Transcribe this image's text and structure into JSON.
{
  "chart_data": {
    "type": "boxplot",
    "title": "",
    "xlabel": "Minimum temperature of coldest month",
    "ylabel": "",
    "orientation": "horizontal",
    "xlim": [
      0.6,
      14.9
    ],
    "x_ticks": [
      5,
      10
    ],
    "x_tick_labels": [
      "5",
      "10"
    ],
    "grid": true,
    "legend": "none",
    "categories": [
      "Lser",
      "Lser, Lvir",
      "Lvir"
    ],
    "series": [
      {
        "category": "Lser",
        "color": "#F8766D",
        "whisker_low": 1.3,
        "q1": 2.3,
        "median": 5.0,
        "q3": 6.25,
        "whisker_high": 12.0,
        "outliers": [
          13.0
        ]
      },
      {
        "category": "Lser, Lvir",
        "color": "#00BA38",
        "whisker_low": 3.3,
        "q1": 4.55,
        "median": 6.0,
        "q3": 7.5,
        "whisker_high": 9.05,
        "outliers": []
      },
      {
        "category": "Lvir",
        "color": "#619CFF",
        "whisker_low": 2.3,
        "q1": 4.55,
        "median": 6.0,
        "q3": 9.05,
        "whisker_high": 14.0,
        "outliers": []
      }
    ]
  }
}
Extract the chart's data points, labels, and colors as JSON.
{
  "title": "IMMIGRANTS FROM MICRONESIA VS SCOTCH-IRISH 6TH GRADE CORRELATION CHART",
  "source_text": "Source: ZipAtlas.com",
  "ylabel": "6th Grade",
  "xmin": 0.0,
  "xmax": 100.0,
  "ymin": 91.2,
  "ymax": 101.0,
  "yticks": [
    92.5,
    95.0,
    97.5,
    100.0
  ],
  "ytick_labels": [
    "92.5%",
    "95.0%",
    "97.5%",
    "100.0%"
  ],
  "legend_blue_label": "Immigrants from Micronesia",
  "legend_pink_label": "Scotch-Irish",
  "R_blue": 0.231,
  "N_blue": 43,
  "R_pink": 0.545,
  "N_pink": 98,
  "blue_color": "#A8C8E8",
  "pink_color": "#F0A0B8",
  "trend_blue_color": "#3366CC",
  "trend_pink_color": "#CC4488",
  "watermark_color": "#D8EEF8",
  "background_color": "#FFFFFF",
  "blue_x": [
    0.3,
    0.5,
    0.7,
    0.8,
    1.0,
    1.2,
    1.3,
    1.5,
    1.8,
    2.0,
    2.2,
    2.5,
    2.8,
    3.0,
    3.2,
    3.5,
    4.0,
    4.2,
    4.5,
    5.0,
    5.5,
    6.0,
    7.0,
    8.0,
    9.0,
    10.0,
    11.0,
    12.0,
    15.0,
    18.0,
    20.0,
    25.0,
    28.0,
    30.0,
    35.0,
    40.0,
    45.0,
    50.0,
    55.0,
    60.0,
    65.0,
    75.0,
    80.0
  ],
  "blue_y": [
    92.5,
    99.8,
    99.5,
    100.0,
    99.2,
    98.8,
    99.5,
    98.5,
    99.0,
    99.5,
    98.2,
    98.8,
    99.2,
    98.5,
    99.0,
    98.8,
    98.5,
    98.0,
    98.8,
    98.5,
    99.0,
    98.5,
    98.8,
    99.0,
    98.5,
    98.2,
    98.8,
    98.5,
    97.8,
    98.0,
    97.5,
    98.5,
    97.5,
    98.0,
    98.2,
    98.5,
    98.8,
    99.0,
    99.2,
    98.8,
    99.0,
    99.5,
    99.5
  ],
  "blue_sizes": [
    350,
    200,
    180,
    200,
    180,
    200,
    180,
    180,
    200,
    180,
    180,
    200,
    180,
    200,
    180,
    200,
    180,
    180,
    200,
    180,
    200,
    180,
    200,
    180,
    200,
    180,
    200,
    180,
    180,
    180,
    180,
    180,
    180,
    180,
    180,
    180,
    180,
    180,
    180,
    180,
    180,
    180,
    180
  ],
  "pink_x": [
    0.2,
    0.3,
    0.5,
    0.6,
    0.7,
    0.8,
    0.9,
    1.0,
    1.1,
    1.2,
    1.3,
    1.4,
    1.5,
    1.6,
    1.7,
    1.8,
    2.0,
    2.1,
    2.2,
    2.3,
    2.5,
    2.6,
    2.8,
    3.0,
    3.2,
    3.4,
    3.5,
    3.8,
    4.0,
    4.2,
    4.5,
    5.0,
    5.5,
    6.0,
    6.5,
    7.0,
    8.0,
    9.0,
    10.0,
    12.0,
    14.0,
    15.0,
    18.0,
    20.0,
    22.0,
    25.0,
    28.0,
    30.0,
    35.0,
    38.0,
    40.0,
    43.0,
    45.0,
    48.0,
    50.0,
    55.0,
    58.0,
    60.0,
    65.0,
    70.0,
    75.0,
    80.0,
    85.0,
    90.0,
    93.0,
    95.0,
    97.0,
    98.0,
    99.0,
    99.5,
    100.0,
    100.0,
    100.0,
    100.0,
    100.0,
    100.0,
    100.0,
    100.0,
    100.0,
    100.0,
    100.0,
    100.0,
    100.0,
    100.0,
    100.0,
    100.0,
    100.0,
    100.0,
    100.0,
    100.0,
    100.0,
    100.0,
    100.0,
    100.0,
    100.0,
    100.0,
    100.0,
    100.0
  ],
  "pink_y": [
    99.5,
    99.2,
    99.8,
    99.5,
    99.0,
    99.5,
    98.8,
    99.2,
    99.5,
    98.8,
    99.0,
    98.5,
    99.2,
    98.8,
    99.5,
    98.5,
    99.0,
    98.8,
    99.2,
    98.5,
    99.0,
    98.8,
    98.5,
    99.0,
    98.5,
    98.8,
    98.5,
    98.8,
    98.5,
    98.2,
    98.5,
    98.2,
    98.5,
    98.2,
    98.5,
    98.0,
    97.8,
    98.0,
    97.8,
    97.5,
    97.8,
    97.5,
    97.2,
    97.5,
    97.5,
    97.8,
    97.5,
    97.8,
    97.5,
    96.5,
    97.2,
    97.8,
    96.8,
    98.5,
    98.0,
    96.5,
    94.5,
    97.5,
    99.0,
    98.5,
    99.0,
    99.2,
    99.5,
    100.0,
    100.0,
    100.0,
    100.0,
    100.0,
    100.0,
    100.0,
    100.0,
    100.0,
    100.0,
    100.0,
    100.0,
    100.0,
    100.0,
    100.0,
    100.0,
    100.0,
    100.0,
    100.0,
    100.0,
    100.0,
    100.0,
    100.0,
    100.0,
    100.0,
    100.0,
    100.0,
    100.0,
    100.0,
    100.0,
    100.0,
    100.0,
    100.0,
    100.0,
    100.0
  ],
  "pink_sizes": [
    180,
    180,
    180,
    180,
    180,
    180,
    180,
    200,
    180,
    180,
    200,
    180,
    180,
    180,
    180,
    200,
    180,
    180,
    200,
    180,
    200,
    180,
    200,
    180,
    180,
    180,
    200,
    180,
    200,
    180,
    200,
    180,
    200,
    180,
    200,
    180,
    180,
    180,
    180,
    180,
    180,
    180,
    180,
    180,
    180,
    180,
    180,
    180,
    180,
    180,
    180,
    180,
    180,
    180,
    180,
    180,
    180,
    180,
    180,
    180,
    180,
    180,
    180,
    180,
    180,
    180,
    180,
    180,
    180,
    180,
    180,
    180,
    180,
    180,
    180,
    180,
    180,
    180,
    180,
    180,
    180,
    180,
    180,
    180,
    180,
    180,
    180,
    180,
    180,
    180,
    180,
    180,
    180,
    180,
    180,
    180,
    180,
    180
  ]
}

- To be done -
Every record above should be output exactly.

- Response to this exercise -
Transcribe this image's text and structure into JSON.
{
  "chart_data": {
    "type": "boxplot",
    "title": "",
    "xlabel": "Minimum temperature of coldest month",
    "ylabel": "",
    "orientation": "horizontal",
    "xlim": [
      0.6,
      14.9
    ],
    "x_ticks": [
      5,
      10
    ],
    "x_tick_labels": [
      "5",
      "10"
    ],
    "grid": true,
    "legend": "none",
    "categories": [
      "Lser",
      "Lser, Lvir",
      "Lvir"
    ],
    "series": [
      {
        "category": "Lser",
        "color": "#F8766D",
        "whisker_low": 1.3,
        "q1": 2.3,
        "median": 5.0,
        "q3": 6.25,
        "whisker_high": 12.0,
        "outliers": [
          13.0
        ]
      },
      {
        "category": "Lser, Lvir",
        "color": "#00BA38",
        "whisker_low": 3.3,
        "q1": 4.55,
        "median": 6.0,
        "q3": 7.5,
        "whisker_high": 9.05,
        "outliers": []
      },
      {
        "category": "Lvir",
        "color": "#619CFF",
        "whisker_low": 2.3,
        "q1": 4.55,
        "median": 6.0,
        "q3": 9.05,
        "whisker_high": 14.0,
        "outliers": []
      }
    ]
  }
}
Extract the chart's data points, labels, and colors as JSON.
{
  "title": "IMMIGRANTS FROM MICRONESIA VS SCOTCH-IRISH 6TH GRADE CORRELATION CHART",
  "source_text": "Source: ZipAtlas.com",
  "ylabel": "6th Grade",
  "xmin": 0.0,
  "xmax": 100.0,
  "ymin": 91.2,
  "ymax": 101.0,
  "yticks": [
    92.5,
    95.0,
    97.5,
    100.0
  ],
  "ytick_labels": [
    "92.5%",
    "95.0%",
    "97.5%",
    "100.0%"
  ],
  "legend_blue_label": "Immigrants from Micronesia",
  "legend_pink_label": "Scotch-Irish",
  "R_blue": 0.231,
  "N_blue": 43,
  "R_pink": 0.545,
  "N_pink": 98,
  "blue_color": "#A8C8E8",
  "pink_color": "#F0A0B8",
  "trend_blue_color": "#3366CC",
  "trend_pink_color": "#CC4488",
  "watermark_color": "#D8EEF8",
  "background_color": "#FFFFFF",
  "blue_x": [
    0.3,
    0.5,
    0.7,
    0.8,
    1.0,
    1.2,
    1.3,
    1.5,
    1.8,
    2.0,
    2.2,
    2.5,
    2.8,
    3.0,
    3.2,
    3.5,
    4.0,
    4.2,
    4.5,
    5.0,
    5.5,
    6.0,
    7.0,
    8.0,
    9.0,
    10.0,
    11.0,
    12.0,
    15.0,
    18.0,
    20.0,
    25.0,
    28.0,
    30.0,
    35.0,
    40.0,
    45.0,
    50.0,
    55.0,
    60.0,
    65.0,
    75.0,
    80.0
  ],
  "blue_y": [
    92.5,
    99.8,
    99.5,
    100.0,
    99.2,
    98.8,
    99.5,
    98.5,
    99.0,
    99.5,
    98.2,
    98.8,
    99.2,
    98.5,
    99.0,
    98.8,
    98.5,
    98.0,
    98.8,
    98.5,
    99.0,
    98.5,
    98.8,
    99.0,
    98.5,
    98.2,
    98.8,
    98.5,
    97.8,
    98.0,
    97.5,
    98.5,
    97.5,
    98.0,
    98.2,
    98.5,
    98.8,
    99.0,
    99.2,
    98.8,
    99.0,
    99.5,
    99.5
  ],
  "blue_sizes": [
    350,
    200,
    180,
    200,
    180,
    200,
    180,
    180,
    200,
    180,
    180,
    200,
    180,
    200,
    180,
    200,
    180,
    180,
    200,
    180,
    200,
    180,
    200,
    180,
    200,
    180,
    200,
    180,
    180,
    180,
    180,
    180,
    180,
    180,
    180,
    180,
    180,
    180,
    180,
    180,
    180,
    180,
    180
  ],
  "pink_x": [
    0.2,
    0.3,
    0.5,
    0.6,
    0.7,
    0.8,
    0.9,
    1.0,
    1.1,
    1.2,
    1.3,
    1.4,
    1.5,
    1.6,
    1.7,
    1.8,
    2.0,
    2.1,
    2.2,
    2.3,
    2.5,
    2.6,
    2.8,
    3.0,
    3.2,
    3.4,
    3.5,
    3.8,
    4.0,
    4.2,
    4.5,
    5.0,
    5.5,
    6.0,
    6.5,
    7.0,
    8.0,
    9.0,
    10.0,
    12.0,
    14.0,
    15.0,
    18.0,
    20.0,
    22.0,
    25.0,
    28.0,
    30.0,
    35.0,
    38.0,
    40.0,
    43.0,
    45.0,
    48.0,
    50.0,
    55.0,
    58.0,
    60.0,
    65.0,
    70.0,
    75.0,
    80.0,
    85.0,
    90.0,
    93.0,
    95.0,
    97.0,
    98.0,
    99.0,
    99.5,
    100.0,
    100.0,
    100.0,
    100.0,
    100.0,
    100.0,
    100.0,
    100.0,
    100.0,
    100.0,
    100.0,
    100.0,
    100.0,
    100.0,
    100.0,
    100.0,
    100.0,
    100.0,
    100.0,
    100.0,
    100.0,
    100.0,
    100.0,
    100.0,
    100.0,
    100.0,
    100.0,
    100.0
  ],
  "pink_y": [
    99.5,
    99.2,
    99.8,
    99.5,
    99.0,
    99.5,
    98.8,
    99.2,
    99.5,
    98.8,
    99.0,
    98.5,
    99.2,
    98.8,
    99.5,
    98.5,
    99.0,
    98.8,
    99.2,
    98.5,
    99.0,
    98.8,
    98.5,
    99.0,
    98.5,
    98.8,
    98.5,
    98.8,
    98.5,
    98.2,
    98.5,
    98.2,
    98.5,
    98.2,
    98.5,
    98.0,
    97.8,
    98.0,
    97.8,
    97.5,
    97.8,
    97.5,
    97.2,
    97.5,
    97.5,
    97.8,
    97.5,
    97.8,
    97.5,
    96.5,
    97.2,
    97.8,
    96.8,
    98.5,
    98.0,
    96.5,
    94.5,
    97.5,
    99.0,
    98.5,
    99.0,
    99.2,
    99.5,
    100.0,
    100.0,
    100.0,
    100.0,
    100.0,
    100.0,
    100.0,
    100.0,
    100.0,
    100.0,
    100.0,
    100.0,
    100.0,
    100.0,
    100.0,
    100.0,
    100.0,
    100.0,
    100.0,
    100.0,
    100.0,
    100.0,
    100.0,
    100.0,
    100.0,
    100.0,
    100.0,
    100.0,
    100.0,
    100.0,
    100.0,
    100.0,
    100.0,
    100.0,
    100.0
  ],
  "pink_sizes": [
    180,
    180,
    180,
    180,
    180,
    180,
    180,
    200,
    180,
    180,
    200,
    180,
    180,
    180,
    180,
    200,
    180,
    180,
    200,
    180,
    200,
    180,
    200,
    180,
    180,
    180,
    200,
    180,
    200,
    180,
    200,
    180,
    200,
    180,
    200,
    180,
    180,
    180,
    180,
    180,
    180,
    180,
    180,
    180,
    180,
    180,
    180,
    180,
    180,
    180,
    180,
    180,
    180,
    180,
    180,
    180,
    180,
    180,
    180,
    180,
    180,
    180,
    180,
    180,
    180,
    180,
    180,
    180,
    180,
    180,
    180,
    180,
    180,
    180,
    180,
    180,
    180,
    180,
    180,
    180,
    180,
    180,
    180,
    180,
    180,
    180,
    180,
    180,
    180,
    180,
    180,
    180,
    180,
    180,
    180,
    180,
    180,
    180
  ]
}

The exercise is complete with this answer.